Extracts from a graphics dataset:
━━━━━━━━━━━━━━━━
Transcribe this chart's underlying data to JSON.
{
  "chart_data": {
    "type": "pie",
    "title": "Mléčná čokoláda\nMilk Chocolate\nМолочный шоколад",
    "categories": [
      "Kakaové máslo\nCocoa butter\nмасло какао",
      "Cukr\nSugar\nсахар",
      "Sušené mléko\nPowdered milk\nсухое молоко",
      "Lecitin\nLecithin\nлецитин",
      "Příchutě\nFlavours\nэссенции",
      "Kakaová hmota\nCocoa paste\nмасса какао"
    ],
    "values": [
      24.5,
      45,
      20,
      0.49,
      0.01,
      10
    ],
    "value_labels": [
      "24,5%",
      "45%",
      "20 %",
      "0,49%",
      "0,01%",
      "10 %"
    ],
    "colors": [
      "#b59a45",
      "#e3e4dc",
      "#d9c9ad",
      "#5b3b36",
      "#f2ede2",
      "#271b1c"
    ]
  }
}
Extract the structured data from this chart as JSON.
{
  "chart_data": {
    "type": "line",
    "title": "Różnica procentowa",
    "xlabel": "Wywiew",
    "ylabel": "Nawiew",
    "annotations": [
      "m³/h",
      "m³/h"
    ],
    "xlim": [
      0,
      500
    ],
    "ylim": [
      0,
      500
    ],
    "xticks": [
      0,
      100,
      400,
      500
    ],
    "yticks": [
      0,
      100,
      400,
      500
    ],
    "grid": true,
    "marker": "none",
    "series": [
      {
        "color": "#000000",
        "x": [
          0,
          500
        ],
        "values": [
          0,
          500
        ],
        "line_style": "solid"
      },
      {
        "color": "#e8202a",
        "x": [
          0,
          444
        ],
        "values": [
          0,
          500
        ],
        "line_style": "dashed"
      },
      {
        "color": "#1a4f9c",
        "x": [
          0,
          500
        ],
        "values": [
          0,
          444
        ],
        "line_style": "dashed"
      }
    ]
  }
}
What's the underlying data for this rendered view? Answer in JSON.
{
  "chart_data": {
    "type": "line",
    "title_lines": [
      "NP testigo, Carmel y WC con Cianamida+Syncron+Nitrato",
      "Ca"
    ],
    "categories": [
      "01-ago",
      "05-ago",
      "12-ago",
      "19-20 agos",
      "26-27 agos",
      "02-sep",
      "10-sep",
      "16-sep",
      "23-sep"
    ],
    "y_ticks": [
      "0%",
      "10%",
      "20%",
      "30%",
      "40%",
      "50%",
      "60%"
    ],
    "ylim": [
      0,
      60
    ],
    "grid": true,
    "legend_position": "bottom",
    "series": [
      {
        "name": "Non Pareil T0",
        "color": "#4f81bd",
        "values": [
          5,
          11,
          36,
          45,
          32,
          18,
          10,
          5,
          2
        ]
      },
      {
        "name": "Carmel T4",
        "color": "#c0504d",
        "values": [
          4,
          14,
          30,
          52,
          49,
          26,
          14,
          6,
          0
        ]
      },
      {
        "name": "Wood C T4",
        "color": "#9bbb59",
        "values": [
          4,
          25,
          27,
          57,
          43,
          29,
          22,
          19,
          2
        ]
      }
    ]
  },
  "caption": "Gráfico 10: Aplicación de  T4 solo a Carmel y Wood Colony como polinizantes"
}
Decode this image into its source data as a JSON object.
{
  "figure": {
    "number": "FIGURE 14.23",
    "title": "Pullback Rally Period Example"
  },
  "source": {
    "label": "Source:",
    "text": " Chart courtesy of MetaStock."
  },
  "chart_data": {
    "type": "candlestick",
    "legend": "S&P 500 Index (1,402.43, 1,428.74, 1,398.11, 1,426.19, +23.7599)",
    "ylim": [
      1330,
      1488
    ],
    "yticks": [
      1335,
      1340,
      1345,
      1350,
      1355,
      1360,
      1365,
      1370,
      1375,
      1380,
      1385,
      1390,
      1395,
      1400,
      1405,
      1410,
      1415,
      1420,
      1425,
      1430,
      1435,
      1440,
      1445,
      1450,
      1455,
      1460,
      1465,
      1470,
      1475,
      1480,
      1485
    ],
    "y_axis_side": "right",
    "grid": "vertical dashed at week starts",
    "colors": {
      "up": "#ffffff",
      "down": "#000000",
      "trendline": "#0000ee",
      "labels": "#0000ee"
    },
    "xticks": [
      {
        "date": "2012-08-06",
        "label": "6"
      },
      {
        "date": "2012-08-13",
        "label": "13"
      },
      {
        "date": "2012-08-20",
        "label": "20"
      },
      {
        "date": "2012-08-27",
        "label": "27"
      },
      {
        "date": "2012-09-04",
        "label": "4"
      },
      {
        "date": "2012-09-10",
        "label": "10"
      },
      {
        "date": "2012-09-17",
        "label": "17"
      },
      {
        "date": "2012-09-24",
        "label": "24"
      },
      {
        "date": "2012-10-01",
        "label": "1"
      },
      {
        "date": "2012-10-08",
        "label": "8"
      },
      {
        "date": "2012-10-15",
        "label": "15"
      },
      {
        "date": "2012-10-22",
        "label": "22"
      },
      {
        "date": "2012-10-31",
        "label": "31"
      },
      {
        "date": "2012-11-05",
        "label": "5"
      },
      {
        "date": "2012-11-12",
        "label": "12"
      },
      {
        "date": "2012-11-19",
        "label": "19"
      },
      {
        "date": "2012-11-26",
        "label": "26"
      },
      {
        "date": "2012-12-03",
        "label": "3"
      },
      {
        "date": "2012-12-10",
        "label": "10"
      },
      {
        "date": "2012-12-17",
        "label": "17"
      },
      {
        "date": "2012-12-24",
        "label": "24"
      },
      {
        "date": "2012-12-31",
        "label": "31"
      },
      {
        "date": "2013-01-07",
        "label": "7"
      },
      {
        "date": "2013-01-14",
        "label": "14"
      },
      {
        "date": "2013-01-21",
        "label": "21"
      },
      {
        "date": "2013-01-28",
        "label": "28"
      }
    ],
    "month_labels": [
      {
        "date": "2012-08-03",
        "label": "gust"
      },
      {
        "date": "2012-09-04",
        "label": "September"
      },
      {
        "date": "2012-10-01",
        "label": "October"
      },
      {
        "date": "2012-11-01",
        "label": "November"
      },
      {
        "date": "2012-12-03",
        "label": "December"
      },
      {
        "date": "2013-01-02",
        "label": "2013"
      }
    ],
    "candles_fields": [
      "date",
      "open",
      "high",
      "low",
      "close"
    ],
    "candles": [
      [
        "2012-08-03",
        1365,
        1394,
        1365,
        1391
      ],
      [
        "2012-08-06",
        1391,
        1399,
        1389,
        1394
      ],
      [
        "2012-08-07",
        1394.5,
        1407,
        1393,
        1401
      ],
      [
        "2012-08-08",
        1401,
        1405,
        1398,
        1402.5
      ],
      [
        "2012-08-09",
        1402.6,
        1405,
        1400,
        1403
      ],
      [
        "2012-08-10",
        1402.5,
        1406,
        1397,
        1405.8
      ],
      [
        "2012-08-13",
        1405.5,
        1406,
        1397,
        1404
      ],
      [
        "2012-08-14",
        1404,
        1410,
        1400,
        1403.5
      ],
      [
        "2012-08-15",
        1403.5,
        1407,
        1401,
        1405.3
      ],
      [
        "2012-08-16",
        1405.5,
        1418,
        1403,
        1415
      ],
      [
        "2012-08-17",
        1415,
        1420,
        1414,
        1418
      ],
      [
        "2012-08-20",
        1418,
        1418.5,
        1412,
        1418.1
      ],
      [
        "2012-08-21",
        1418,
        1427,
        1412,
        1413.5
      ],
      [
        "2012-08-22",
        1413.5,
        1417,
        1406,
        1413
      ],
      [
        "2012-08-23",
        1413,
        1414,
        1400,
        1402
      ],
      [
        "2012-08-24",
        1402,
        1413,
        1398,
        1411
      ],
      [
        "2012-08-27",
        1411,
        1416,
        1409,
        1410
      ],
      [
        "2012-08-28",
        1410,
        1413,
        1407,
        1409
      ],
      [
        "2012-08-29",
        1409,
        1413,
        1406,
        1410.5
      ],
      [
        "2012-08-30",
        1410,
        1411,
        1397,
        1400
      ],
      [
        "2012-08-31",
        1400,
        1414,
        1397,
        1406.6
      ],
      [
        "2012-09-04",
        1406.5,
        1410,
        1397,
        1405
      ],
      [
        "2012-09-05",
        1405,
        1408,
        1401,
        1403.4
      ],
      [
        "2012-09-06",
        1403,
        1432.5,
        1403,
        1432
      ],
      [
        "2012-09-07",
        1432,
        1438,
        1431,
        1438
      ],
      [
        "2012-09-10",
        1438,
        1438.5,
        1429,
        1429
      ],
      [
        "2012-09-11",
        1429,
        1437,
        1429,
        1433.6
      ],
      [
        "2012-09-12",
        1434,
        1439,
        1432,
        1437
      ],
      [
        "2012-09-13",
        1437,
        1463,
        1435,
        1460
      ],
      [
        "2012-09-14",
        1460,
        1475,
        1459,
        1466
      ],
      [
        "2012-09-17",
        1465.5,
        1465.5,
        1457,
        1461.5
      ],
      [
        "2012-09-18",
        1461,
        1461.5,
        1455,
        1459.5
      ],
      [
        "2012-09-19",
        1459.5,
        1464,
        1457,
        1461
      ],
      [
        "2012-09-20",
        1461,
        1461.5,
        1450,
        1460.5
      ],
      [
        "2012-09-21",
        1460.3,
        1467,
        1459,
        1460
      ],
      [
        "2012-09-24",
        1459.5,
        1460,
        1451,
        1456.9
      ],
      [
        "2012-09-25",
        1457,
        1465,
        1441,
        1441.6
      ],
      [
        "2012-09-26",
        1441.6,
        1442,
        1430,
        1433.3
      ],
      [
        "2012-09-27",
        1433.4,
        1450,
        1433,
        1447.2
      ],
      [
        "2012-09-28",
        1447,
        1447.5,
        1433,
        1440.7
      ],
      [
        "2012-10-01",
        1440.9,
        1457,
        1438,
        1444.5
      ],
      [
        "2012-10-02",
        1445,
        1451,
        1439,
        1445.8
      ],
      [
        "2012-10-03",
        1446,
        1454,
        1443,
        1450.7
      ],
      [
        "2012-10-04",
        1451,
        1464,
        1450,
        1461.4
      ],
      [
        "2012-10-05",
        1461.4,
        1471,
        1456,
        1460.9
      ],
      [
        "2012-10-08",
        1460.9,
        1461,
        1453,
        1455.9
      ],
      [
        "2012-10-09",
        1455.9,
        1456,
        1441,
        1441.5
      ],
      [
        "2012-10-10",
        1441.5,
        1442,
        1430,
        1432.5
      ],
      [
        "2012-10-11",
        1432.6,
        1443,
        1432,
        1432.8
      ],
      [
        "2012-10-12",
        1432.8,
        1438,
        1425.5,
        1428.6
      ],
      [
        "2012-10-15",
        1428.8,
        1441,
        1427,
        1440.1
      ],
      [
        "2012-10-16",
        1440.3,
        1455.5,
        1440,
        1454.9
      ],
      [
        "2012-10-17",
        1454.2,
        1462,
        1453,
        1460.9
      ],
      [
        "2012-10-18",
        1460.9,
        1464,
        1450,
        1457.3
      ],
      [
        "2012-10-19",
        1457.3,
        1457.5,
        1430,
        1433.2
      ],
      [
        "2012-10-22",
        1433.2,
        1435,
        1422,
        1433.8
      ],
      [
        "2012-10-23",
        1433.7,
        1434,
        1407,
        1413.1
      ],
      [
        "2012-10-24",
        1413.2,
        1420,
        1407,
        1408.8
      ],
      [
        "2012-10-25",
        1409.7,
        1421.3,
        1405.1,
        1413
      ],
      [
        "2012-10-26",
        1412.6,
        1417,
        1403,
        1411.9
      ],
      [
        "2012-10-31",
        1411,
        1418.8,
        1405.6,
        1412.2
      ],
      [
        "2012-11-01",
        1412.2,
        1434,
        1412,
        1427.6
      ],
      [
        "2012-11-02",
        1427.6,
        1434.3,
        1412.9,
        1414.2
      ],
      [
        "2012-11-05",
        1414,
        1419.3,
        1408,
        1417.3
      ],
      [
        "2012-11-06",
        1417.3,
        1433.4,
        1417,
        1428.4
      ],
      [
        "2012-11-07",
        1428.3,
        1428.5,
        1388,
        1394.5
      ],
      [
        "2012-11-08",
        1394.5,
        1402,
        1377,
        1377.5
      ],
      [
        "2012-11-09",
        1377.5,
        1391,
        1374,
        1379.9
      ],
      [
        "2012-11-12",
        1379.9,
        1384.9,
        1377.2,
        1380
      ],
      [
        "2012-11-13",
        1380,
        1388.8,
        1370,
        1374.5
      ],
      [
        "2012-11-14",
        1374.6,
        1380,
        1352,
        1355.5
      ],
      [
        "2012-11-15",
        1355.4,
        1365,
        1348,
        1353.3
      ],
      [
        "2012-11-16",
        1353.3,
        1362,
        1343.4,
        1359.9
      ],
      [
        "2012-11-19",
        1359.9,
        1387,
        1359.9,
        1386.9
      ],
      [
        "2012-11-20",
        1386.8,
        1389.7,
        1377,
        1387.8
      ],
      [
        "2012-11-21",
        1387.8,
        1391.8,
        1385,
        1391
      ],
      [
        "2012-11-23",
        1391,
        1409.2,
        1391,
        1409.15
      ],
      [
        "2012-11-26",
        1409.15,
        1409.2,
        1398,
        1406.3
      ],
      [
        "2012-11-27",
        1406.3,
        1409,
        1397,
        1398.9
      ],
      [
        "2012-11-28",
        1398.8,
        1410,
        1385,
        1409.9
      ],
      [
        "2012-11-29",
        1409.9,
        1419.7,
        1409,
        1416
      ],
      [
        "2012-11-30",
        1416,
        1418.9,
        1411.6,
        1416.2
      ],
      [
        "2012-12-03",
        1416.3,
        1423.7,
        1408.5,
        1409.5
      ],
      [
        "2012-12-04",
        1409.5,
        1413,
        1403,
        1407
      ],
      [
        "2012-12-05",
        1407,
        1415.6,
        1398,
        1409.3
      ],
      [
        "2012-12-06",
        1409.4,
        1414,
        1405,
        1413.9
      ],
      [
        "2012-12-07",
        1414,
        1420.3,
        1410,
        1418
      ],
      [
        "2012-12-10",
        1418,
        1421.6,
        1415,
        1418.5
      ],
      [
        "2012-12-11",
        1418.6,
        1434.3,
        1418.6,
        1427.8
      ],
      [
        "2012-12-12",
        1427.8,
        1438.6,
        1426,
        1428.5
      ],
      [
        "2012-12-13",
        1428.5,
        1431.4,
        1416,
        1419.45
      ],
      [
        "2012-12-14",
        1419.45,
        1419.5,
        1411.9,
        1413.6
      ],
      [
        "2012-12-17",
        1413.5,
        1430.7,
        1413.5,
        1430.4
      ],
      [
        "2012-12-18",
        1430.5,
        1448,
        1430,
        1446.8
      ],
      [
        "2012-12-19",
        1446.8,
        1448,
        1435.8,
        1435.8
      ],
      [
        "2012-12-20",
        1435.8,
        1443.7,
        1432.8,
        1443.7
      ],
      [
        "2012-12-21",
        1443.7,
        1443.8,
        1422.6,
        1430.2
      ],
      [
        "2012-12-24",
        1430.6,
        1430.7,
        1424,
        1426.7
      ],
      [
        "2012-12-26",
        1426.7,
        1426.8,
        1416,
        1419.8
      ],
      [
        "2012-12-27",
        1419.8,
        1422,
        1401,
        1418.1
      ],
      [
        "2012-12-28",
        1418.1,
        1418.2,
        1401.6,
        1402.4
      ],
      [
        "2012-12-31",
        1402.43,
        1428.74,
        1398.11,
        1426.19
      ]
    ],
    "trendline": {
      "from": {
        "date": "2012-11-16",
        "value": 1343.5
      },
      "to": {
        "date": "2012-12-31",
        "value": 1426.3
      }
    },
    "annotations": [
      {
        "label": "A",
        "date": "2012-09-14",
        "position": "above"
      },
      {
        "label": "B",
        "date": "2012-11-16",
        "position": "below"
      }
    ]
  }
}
━━━━━━━━━━━━━━━━
Goal of the exercise:
All lines of the data above that include the word "nCocoa" must be shown.

Problem solution:
      "Kakaové máslo\nCocoa butter\nмасло какао",
      "Kakaová hmota\nCocoa paste\nмасса какао"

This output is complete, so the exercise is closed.